DESCRIPTION OF THE TASK =>
Gather from the material every line that contains the string "icon".

ROWS =>
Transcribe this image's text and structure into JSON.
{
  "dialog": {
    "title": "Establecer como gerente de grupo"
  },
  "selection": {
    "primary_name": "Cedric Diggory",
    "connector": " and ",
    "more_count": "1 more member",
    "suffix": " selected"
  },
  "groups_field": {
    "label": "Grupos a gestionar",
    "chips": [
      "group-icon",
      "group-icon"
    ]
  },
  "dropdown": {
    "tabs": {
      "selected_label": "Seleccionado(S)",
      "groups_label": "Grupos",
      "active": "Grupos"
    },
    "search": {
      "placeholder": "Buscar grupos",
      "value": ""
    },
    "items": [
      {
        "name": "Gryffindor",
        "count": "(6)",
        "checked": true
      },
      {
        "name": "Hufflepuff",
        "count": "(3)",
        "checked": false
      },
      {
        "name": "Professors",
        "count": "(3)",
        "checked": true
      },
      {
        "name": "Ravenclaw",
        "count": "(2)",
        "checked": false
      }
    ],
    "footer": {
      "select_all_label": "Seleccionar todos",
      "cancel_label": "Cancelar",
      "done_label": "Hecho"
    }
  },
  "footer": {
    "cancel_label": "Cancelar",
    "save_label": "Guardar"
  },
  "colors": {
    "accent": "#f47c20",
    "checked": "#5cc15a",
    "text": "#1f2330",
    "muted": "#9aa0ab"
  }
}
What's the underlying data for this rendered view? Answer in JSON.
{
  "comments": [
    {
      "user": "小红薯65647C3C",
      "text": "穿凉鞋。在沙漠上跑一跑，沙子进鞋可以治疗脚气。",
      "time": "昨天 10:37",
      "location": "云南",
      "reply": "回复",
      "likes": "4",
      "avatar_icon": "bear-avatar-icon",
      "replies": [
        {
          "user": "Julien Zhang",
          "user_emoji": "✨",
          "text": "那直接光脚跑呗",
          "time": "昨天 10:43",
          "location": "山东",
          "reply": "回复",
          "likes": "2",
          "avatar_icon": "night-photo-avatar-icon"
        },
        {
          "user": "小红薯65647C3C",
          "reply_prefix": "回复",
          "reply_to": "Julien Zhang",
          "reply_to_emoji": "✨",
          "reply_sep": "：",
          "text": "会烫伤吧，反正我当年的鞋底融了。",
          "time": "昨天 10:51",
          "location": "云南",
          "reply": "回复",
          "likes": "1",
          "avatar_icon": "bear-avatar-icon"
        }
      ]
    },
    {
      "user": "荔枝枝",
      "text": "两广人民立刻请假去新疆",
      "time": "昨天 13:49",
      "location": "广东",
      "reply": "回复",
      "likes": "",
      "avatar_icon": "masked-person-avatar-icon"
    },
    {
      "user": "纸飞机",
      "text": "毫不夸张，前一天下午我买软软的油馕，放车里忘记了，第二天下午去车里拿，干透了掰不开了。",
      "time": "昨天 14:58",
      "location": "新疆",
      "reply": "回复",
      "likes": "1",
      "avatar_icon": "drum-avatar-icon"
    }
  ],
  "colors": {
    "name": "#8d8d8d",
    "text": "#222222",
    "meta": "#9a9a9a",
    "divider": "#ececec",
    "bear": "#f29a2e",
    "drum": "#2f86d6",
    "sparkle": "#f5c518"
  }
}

SOLUTION FOR THIS TASK =>
      "group-icon",
      "group-icon"
      "avatar_icon": "bear-avatar-icon",
          "avatar_icon": "night-photo-avatar-icon"
          "avatar_icon": "bear-avatar-icon"
      "avatar_icon": "masked-person-avatar-icon"
      "avatar_icon": "drum-avatar-icon"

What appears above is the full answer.